All records should be reproduced verbatim.

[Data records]
----------------------------------------

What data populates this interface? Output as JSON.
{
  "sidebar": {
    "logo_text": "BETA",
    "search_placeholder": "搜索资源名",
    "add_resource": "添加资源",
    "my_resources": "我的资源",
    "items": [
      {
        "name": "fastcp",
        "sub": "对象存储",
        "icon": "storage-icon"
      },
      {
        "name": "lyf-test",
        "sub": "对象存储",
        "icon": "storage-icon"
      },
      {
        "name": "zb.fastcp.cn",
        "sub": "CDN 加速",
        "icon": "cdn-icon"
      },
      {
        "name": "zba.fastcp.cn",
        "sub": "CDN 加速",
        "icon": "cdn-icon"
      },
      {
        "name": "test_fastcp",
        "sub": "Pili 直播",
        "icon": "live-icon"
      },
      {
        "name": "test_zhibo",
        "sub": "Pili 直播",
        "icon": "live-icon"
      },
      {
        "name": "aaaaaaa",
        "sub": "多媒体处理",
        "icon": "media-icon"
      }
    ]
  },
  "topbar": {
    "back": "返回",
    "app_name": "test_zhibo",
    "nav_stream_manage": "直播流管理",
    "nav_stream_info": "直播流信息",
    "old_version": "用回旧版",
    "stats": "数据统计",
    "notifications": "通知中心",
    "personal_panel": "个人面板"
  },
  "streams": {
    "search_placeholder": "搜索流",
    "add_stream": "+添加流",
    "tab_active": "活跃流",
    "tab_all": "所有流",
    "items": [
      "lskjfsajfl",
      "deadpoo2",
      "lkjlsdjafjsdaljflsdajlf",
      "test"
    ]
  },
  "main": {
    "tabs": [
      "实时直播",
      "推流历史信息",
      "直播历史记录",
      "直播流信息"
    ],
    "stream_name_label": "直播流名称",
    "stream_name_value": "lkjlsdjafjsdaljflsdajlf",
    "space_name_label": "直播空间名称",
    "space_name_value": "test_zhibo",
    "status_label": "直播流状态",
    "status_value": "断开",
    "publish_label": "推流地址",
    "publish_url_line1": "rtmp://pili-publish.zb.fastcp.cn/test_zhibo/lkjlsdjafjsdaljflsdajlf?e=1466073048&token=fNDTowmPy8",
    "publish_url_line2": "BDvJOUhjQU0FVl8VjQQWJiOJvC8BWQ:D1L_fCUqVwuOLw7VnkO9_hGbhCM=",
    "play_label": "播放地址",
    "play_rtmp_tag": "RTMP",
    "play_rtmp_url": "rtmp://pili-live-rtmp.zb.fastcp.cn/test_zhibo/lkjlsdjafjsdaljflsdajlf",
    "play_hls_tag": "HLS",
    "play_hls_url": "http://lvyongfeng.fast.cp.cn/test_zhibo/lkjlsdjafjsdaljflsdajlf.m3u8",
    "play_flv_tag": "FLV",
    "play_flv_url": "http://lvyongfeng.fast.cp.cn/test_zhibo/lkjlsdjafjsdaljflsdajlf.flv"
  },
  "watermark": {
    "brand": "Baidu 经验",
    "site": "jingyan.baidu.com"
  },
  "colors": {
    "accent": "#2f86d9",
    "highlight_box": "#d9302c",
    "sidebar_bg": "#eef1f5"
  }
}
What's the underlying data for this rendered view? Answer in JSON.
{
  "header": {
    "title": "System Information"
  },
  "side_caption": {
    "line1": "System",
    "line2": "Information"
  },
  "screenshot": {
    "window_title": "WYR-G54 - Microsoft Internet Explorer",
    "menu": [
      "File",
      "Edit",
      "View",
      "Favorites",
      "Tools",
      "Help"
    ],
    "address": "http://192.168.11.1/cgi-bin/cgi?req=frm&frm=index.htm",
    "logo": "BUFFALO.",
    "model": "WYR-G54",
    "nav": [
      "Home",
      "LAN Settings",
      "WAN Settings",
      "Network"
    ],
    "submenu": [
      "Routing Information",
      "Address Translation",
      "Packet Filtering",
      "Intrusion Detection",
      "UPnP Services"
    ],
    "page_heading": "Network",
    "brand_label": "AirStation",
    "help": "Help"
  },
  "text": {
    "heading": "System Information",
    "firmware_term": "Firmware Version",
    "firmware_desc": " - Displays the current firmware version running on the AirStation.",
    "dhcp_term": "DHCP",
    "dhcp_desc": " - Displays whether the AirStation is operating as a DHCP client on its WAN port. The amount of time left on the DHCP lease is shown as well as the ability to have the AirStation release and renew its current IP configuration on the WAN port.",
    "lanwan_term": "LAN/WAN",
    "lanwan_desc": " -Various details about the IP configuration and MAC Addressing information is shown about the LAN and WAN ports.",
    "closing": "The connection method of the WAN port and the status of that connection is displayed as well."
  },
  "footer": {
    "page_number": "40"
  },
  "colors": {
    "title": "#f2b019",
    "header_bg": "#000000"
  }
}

----------------------------------------

Task answer —
What data populates this interface? Output as JSON.
{
  "sidebar": {
    "logo_text": "BETA",
    "search_placeholder": "搜索资源名",
    "add_resource": "添加资源",
    "my_resources": "我的资源",
    "items": [
      {
        "name": "fastcp",
        "sub": "对象存储",
        "icon": "storage-icon"
      },
      {
        "name": "lyf-test",
        "sub": "对象存储",
        "icon": "storage-icon"
      },
      {
        "name": "zb.fastcp.cn",
        "sub": "CDN 加速",
        "icon": "cdn-icon"
      },
      {
        "name": "zba.fastcp.cn",
        "sub": "CDN 加速",
        "icon": "cdn-icon"
      },
      {
        "name": "test_fastcp",
        "sub": "Pili 直播",
        "icon": "live-icon"
      },
      {
        "name": "test_zhibo",
        "sub": "Pili 直播",
        "icon": "live-icon"
      },
      {
        "name": "aaaaaaa",
        "sub": "多媒体处理",
        "icon": "media-icon"
      }
    ]
  },
  "topbar": {
    "back": "返回",
    "app_name": "test_zhibo",
    "nav_stream_manage": "直播流管理",
    "nav_stream_info": "直播流信息",
    "old_version": "用回旧版",
    "stats": "数据统计",
    "notifications": "通知中心",
    "personal_panel": "个人面板"
  },
  "streams": {
    "search_placeholder": "搜索流",
    "add_stream": "+添加流",
    "tab_active": "活跃流",
    "tab_all": "所有流",
    "items": [
      "lskjfsajfl",
      "deadpoo2",
      "lkjlsdjafjsdaljflsdajlf",
      "test"
    ]
  },
  "main": {
    "tabs": [
      "实时直播",
      "推流历史信息",
      "直播历史记录",
      "直播流信息"
    ],
    "stream_name_label": "直播流名称",
    "stream_name_value": "lkjlsdjafjsdaljflsdajlf",
    "space_name_label": "直播空间名称",
    "space_name_value": "test_zhibo",
    "status_label": "直播流状态",
    "status_value": "断开",
    "publish_label": "推流地址",
    "publish_url_line1": "rtmp://pili-publish.zb.fastcp.cn/test_zhibo/lkjlsdjafjsdaljflsdajlf?e=1466073048&token=fNDTowmPy8",
    "publish_url_line2": "BDvJOUhjQU0FVl8VjQQWJiOJvC8BWQ:D1L_fCUqVwuOLw7VnkO9_hGbhCM=",
    "play_label": "播放地址",
    "play_rtmp_tag": "RTMP",
    "play_rtmp_url": "rtmp://pili-live-rtmp.zb.fastcp.cn/test_zhibo/lkjlsdjafjsdaljflsdajlf",
    "play_hls_tag": "HLS",
    "play_hls_url": "http://lvyongfeng.fast.cp.cn/test_zhibo/lkjlsdjafjsdaljflsdajlf.m3u8",
    "play_flv_tag": "FLV",
    "play_flv_url": "http://lvyongfeng.fast.cp.cn/test_zhibo/lkjlsdjafjsdaljflsdajlf.flv"
  },
  "watermark": {
    "brand": "Baidu 经验",
    "site": "jingyan.baidu.com"
  },
  "colors": {
    "accent": "#2f86d9",
    "highlight_box": "#d9302c",
    "sidebar_bg": "#eef1f5"
  }
}
What's the underlying data for this rendered view? Answer in JSON.
{
  "header": {
    "title": "System Information"
  },
  "side_caption": {
    "line1": "System",
    "line2": "Information"
  },
  "screenshot": {
    "window_title": "WYR-G54 - Microsoft Internet Explorer",
    "menu": [
      "File",
      "Edit",
      "View",
      "Favorites",
      "Tools",
      "Help"
    ],
    "address": "http://192.168.11.1/cgi-bin/cgi?req=frm&frm=index.htm",
    "logo": "BUFFALO.",
    "model": "WYR-G54",
    "nav": [
      "Home",
      "LAN Settings",
      "WAN Settings",
      "Network"
    ],
    "submenu": [
      "Routing Information",
      "Address Translation",
      "Packet Filtering",
      "Intrusion Detection",
      "UPnP Services"
    ],
    "page_heading": "Network",
    "brand_label": "AirStation",
    "help": "Help"
  },
  "text": {
    "heading": "System Information",
    "firmware_term": "Firmware Version",
    "firmware_desc": " - Displays the current firmware version running on the AirStation.",
    "dhcp_term": "DHCP",
    "dhcp_desc": " - Displays whether the AirStation is operating as a DHCP client on its WAN port. The amount of time left on the DHCP lease is shown as well as the ability to have the AirStation release and renew its current IP configuration on the WAN port.",
    "lanwan_term": "LAN/WAN",
    "lanwan_desc": " -Various details about the IP configuration and MAC Addressing information is shown about the LAN and WAN ports.",
    "closing": "The connection method of the WAN port and the status of that connection is displayed as well."
  },
  "footer": {
    "page_number": "40"
  },
  "colors": {
    "title": "#f2b019",
    "header_bg": "#000000"
  }
}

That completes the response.